**Aim**
Reading down the listing below, count the lines where the word "Economic" shows up, then give only that count.
-- BEGIN Extracted data --
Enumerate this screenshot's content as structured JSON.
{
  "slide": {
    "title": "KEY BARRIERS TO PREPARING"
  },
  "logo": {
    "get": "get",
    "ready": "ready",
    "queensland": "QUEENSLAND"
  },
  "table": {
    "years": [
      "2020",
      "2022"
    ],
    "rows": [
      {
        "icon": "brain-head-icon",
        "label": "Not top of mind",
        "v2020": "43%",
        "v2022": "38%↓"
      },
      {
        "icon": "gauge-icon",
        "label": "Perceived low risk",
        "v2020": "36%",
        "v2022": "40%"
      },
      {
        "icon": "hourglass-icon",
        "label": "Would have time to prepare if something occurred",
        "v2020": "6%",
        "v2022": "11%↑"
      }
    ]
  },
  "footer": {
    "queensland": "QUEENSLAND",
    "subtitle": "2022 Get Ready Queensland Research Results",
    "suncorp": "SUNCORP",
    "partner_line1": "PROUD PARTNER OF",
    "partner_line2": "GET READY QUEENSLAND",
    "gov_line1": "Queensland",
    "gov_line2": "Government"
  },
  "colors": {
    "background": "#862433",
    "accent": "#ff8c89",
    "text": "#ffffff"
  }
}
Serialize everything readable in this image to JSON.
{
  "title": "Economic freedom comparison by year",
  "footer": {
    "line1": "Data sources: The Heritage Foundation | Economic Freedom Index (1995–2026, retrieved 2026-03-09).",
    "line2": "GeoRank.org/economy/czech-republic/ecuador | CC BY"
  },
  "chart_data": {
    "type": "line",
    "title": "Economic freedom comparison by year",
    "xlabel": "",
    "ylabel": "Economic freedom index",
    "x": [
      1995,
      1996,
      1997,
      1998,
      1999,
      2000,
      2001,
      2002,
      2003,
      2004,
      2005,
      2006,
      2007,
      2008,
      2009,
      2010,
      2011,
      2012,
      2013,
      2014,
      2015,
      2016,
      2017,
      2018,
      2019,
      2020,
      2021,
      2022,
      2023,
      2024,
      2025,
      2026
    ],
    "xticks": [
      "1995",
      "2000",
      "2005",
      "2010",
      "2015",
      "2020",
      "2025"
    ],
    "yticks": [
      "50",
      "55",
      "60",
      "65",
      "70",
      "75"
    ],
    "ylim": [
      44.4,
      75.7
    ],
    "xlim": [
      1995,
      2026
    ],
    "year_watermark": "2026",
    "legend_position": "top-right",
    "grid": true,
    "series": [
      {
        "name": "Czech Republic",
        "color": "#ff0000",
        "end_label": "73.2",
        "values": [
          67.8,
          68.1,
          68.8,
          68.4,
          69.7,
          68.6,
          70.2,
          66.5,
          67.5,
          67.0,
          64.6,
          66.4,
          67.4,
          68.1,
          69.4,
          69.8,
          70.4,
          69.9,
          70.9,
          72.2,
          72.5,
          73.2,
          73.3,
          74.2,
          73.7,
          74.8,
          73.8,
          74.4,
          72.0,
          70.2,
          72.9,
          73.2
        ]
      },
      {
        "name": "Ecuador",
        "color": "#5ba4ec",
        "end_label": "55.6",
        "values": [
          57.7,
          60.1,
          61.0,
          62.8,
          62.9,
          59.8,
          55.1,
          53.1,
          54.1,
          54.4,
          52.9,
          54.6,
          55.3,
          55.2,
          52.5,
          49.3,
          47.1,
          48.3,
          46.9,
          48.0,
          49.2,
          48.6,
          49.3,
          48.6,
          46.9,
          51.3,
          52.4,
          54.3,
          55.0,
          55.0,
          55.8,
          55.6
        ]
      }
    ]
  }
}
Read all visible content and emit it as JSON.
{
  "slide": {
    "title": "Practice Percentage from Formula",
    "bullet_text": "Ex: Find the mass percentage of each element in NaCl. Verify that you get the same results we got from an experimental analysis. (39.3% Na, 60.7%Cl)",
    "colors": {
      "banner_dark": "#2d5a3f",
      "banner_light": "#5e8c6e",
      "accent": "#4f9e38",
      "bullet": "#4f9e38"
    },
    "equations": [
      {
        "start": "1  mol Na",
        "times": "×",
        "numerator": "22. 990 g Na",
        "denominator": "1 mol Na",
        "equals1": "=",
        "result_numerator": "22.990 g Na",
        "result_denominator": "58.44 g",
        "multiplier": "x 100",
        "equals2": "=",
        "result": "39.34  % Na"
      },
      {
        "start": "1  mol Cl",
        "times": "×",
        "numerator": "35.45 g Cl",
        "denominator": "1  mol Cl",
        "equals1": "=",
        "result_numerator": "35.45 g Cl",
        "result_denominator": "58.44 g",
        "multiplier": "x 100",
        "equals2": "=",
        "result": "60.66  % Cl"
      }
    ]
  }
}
-- END Extracted data --
**Exercise result**
4